### Problem details
Locate the lines that hold the string "name". Copy every such line.

(Stored data entries)
◆ ◆ ◆ ◆

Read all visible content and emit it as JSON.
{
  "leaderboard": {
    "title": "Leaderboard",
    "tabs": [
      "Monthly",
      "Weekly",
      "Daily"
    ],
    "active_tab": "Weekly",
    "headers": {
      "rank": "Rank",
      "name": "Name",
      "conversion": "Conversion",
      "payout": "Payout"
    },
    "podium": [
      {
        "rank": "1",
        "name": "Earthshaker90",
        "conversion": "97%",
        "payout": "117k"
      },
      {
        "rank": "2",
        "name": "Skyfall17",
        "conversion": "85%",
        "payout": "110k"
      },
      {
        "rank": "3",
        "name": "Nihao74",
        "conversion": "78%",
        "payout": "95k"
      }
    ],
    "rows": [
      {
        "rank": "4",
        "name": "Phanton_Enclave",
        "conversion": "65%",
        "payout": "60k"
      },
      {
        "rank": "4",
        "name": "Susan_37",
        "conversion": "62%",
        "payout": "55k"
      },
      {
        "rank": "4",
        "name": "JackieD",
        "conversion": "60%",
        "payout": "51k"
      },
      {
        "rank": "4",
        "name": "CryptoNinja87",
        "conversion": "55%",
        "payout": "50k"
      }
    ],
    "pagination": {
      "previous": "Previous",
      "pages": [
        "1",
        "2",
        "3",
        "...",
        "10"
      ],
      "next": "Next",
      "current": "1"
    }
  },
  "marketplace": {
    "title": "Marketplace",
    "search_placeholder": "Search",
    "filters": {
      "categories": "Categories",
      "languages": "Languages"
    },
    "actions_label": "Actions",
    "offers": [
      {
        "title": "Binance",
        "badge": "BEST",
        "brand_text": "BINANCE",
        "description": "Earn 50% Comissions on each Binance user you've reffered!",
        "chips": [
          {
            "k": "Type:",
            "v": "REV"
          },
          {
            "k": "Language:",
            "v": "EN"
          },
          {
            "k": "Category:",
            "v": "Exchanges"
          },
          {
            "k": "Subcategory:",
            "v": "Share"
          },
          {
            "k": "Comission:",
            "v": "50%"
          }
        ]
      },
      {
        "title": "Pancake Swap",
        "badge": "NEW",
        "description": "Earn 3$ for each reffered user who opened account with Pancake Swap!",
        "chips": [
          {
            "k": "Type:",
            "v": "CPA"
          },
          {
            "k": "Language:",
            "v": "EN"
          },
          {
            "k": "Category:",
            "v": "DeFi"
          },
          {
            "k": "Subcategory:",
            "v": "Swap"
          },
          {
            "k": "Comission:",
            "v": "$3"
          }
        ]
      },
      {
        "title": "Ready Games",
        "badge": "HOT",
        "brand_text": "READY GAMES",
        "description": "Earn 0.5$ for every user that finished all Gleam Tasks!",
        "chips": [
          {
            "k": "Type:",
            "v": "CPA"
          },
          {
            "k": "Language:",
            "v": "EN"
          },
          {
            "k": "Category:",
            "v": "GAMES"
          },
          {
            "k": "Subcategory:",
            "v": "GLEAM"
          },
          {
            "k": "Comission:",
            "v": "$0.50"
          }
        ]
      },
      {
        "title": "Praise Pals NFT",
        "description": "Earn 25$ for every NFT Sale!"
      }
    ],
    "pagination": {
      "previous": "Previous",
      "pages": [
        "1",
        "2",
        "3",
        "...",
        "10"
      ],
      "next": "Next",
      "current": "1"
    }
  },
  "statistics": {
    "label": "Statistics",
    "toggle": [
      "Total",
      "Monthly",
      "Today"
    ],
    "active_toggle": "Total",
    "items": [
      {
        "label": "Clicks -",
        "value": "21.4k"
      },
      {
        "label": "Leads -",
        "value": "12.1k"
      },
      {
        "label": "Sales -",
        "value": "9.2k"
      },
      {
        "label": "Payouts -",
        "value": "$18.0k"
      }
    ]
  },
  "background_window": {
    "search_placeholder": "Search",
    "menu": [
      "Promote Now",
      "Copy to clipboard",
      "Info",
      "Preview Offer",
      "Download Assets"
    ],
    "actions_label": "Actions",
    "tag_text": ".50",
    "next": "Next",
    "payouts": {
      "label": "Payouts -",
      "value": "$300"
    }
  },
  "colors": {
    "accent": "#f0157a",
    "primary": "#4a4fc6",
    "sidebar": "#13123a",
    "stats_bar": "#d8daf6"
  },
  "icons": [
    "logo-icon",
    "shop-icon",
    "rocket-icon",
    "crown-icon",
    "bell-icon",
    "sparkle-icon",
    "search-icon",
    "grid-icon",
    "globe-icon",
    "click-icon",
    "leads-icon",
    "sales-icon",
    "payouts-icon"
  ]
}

◆ ◆ ◆ ◆

### Output for this task
      "name": "Name",
        "name": "Earthshaker90",
        "name": "Skyfall17",
        "name": "Nihao74",
        "name": "Phanton_Enclave",
        "name": "Susan_37",
        "name": "JackieD",
        "name": "CryptoNinja87",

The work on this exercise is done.